● Data to process
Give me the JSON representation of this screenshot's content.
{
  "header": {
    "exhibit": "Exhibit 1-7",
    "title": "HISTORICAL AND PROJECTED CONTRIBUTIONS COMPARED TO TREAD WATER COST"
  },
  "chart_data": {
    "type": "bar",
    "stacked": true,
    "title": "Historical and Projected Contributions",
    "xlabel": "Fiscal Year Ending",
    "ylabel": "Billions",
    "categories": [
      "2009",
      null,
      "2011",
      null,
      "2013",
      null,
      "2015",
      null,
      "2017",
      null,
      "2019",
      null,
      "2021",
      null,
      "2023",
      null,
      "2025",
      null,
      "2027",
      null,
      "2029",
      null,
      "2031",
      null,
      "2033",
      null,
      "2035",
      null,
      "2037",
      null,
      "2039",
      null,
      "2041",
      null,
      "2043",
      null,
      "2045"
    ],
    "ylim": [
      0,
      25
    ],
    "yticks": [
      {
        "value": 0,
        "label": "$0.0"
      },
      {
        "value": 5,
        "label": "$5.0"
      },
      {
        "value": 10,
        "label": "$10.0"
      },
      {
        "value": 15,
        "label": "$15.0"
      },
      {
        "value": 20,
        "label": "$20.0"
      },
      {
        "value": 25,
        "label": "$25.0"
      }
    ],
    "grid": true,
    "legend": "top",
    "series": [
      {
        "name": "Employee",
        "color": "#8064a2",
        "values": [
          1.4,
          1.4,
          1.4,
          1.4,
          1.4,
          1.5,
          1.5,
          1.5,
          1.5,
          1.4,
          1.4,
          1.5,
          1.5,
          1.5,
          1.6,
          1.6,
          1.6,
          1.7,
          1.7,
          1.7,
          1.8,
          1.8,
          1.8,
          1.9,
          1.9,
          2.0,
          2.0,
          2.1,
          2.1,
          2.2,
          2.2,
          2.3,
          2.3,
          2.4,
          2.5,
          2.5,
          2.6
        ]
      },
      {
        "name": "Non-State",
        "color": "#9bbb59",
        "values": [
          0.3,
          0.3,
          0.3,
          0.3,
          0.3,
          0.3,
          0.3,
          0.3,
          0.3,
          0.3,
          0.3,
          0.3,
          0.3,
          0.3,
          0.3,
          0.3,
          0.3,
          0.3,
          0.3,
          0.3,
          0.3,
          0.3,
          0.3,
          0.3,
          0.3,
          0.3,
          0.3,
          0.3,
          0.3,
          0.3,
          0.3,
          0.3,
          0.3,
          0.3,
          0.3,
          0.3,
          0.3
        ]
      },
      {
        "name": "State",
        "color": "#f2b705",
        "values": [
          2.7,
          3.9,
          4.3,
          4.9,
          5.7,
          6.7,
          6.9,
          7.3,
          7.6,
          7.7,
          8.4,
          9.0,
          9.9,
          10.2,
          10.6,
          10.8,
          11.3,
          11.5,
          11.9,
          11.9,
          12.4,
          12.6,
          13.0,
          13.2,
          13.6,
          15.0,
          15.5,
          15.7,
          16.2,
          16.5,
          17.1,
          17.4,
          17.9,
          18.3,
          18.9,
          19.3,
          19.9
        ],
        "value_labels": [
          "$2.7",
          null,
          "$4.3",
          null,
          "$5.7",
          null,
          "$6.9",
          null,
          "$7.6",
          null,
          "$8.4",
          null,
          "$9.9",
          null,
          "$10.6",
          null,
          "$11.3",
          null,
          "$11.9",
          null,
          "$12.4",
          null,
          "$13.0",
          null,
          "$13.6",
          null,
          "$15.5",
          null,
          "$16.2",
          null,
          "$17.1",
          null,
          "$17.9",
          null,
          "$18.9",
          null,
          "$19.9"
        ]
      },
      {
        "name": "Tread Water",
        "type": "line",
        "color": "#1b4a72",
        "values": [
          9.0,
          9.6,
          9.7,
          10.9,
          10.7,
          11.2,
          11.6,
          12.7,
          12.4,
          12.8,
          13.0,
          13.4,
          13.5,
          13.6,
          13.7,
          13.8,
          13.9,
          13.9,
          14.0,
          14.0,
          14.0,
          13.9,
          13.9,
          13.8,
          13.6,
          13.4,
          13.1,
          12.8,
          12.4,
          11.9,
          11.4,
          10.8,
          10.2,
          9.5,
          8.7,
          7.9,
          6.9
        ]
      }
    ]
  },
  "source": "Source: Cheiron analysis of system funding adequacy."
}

● Problem details
Print every entry exactly as written.

● Solution below
Give me the JSON representation of this screenshot's content.
{
  "header": {
    "exhibit": "Exhibit 1-7",
    "title": "HISTORICAL AND PROJECTED CONTRIBUTIONS COMPARED TO TREAD WATER COST"
  },
  "chart_data": {
    "type": "bar",
    "stacked": true,
    "title": "Historical and Projected Contributions",
    "xlabel": "Fiscal Year Ending",
    "ylabel": "Billions",
    "categories": [
      "2009",
      null,
      "2011",
      null,
      "2013",
      null,
      "2015",
      null,
      "2017",
      null,
      "2019",
      null,
      "2021",
      null,
      "2023",
      null,
      "2025",
      null,
      "2027",
      null,
      "2029",
      null,
      "2031",
      null,
      "2033",
      null,
      "2035",
      null,
      "2037",
      null,
      "2039",
      null,
      "2041",
      null,
      "2043",
      null,
      "2045"
    ],
    "ylim": [
      0,
      25
    ],
    "yticks": [
      {
        "value": 0,
        "label": "$0.0"
      },
      {
        "value": 5,
        "label": "$5.0"
      },
      {
        "value": 10,
        "label": "$10.0"
      },
      {
        "value": 15,
        "label": "$15.0"
      },
      {
        "value": 20,
        "label": "$20.0"
      },
      {
        "value": 25,
        "label": "$25.0"
      }
    ],
    "grid": true,
    "legend": "top",
    "series": [
      {
        "name": "Employee",
        "color": "#8064a2",
        "values": [
          1.4,
          1.4,
          1.4,
          1.4,
          1.4,
          1.5,
          1.5,
          1.5,
          1.5,
          1.4,
          1.4,
          1.5,
          1.5,
          1.5,
          1.6,
          1.6,
          1.6,
          1.7,
          1.7,
          1.7,
          1.8,
          1.8,
          1.8,
          1.9,
          1.9,
          2.0,
          2.0,
          2.1,
          2.1,
          2.2,
          2.2,
          2.3,
          2.3,
          2.4,
          2.5,
          2.5,
          2.6
        ]
      },
      {
        "name": "Non-State",
        "color": "#9bbb59",
        "values": [
          0.3,
          0.3,
          0.3,
          0.3,
          0.3,
          0.3,
          0.3,
          0.3,
          0.3,
          0.3,
          0.3,
          0.3,
          0.3,
          0.3,
          0.3,
          0.3,
          0.3,
          0.3,
          0.3,
          0.3,
          0.3,
          0.3,
          0.3,
          0.3,
          0.3,
          0.3,
          0.3,
          0.3,
          0.3,
          0.3,
          0.3,
          0.3,
          0.3,
          0.3,
          0.3,
          0.3,
          0.3
        ]
      },
      {
        "name": "State",
        "color": "#f2b705",
        "values": [
          2.7,
          3.9,
          4.3,
          4.9,
          5.7,
          6.7,
          6.9,
          7.3,
          7.6,
          7.7,
          8.4,
          9.0,
          9.9,
          10.2,
          10.6,
          10.8,
          11.3,
          11.5,
          11.9,
          11.9,
          12.4,
          12.6,
          13.0,
          13.2,
          13.6,
          15.0,
          15.5,
          15.7,
          16.2,
          16.5,
          17.1,
          17.4,
          17.9,
          18.3,
          18.9,
          19.3,
          19.9
        ],
        "value_labels": [
          "$2.7",
          null,
          "$4.3",
          null,
          "$5.7",
          null,
          "$6.9",
          null,
          "$7.6",
          null,
          "$8.4",
          null,
          "$9.9",
          null,
          "$10.6",
          null,
          "$11.3",
          null,
          "$11.9",
          null,
          "$12.4",
          null,
          "$13.0",
          null,
          "$13.6",
          null,
          "$15.5",
          null,
          "$16.2",
          null,
          "$17.1",
          null,
          "$17.9",
          null,
          "$18.9",
          null,
          "$19.9"
        ]
      },
      {
        "name": "Tread Water",
        "type": "line",
        "color": "#1b4a72",
        "values": [
          9.0,
          9.6,
          9.7,
          10.9,
          10.7,
          11.2,
          11.6,
          12.7,
          12.4,
          12.8,
          13.0,
          13.4,
          13.5,
          13.6,
          13.7,
          13.8,
          13.9,
          13.9,
          14.0,
          14.0,
          14.0,
          13.9,
          13.9,
          13.8,
          13.6,
          13.4,
          13.1,
          12.8,
          12.4,
          11.9,
          11.4,
          10.8,
          10.2,
          9.5,
          8.7,
          7.9,
          6.9
        ]
      }
    ]
  },
  "source": "Source: Cheiron analysis of system funding adequacy."
}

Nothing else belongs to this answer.